Texto dado:
En el subsuelo, se encuentran el grueso de los tapices, la mayoría de un metro por un metro, realizados con cuentas de cristal checo, que otorgan una mayor luminiscencia refrectaria y que establecen así un paralelismo con la profundidad física de la montaña que resguarda a los sistemas que procesan datos.
“Tomé como referencia a imágenes de microchips de distintos tipos de dispositivos digitales. Hay como una especie de cronología, que no está ordenada, de cómo se fue avanzando tecnológicamente”, explica.
Mientras en la gran obra principal se alude a la experiencia colectiva de la sobrecarga visual, las piezas más pequeñas se convierten en los elementos que la alimentan, que generan una interrelación, un feedback, el mecanismo por el cual la salida de un sistema se redirige a la entrada para controlar su comportamiento, el alma de la montaña que nunca duerme.
“Los hice pensando en esta idea del control, de cómo nosotros portamos un chip donde vamos entregando toda nuestra información personal, y que esa información personal obviamente se usa con distintos propósitos que muchas veces ignoramos o queremos ignorar”, dice.
Y agrega: “Las redes sociales nos van educando, nos van formando y van moldeando nuestros intereses, nuestras formas de alimentarnos, de tratar el cuerpo, de pensar las cosas que nos rodean”.
La velocidad y la aceleración propias de lo digital se contrastan con la lentitud y el carácter ancestral del tejido manual como espacio de resistencia y reflexión. En su proceso de ensamblar cuentas, ese mantra que se repite una y otra vez, Travaglio pone en disputa la concepción del tiempo, reflexión que desarrolló en series anteriores.

Tarea:
Reproduce sin cambios el pasaje del texto sobre los tapices de cuentas que va desde "La velocidad y" hasta "en series anteriores.", incluidas ambas partes.

Datos para analizar el diseño de documentos

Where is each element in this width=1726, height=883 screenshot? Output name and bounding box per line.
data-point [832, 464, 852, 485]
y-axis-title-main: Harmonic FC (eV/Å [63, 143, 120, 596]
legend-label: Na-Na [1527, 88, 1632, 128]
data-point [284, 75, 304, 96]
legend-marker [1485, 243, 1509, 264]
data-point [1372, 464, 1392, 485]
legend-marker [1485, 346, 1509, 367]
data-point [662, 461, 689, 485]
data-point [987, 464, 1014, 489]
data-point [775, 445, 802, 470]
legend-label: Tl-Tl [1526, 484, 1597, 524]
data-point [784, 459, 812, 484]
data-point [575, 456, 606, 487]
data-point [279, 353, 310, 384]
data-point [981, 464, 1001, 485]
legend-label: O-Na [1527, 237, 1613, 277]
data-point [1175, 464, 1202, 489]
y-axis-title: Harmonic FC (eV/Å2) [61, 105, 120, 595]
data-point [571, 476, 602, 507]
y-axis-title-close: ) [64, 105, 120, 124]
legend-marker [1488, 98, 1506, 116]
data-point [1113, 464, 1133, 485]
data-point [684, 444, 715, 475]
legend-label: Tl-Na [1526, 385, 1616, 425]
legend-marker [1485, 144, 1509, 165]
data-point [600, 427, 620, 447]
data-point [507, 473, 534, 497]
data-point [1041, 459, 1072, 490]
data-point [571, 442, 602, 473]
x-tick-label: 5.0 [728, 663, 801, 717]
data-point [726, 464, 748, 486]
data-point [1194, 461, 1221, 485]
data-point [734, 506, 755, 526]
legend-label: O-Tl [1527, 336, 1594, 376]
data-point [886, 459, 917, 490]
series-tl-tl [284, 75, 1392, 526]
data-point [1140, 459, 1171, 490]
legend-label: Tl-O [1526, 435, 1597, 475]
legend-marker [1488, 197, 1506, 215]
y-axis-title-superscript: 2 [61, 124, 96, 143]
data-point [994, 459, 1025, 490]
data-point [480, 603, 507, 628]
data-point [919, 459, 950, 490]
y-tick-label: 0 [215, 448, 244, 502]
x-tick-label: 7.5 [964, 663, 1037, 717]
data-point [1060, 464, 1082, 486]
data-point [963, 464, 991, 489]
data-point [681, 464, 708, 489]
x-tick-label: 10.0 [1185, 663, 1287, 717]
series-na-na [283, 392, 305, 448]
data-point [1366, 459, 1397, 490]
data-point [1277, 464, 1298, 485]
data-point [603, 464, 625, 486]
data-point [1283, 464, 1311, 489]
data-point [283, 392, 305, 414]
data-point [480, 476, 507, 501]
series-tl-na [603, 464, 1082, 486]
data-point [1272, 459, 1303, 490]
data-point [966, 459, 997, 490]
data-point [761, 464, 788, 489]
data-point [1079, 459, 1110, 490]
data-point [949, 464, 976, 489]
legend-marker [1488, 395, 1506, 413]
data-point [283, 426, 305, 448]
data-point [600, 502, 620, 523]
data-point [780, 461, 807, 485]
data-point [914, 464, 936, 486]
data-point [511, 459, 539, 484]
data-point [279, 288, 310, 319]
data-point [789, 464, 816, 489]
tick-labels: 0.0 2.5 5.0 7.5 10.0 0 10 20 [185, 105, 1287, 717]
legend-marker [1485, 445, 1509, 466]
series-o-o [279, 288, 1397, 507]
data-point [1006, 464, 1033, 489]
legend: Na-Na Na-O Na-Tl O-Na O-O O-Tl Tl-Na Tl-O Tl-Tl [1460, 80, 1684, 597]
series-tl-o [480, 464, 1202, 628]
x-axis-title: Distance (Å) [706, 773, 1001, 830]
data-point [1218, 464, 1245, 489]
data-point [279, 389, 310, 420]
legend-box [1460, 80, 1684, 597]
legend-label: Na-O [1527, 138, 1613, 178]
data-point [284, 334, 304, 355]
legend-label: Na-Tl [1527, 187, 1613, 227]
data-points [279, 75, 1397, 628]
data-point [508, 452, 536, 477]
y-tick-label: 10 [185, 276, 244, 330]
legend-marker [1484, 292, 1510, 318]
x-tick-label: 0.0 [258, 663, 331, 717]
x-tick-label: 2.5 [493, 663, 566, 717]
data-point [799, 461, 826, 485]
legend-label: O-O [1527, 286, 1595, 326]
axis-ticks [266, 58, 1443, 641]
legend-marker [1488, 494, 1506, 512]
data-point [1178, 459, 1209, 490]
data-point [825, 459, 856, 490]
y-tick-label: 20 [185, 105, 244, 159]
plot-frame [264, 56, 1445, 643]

Solución:
La velocidad y la aceleración propias de lo digital se contrastan con la lentitud y el carácter ancestral del tejido manual como espacio de resistencia y reflexión. En su proceso de ensamblar cuentas, ese mantra que se repite una y otra vez, Travaglio pone en disputa la concepción del tiempo, reflexión que desarrolló en series anteriores.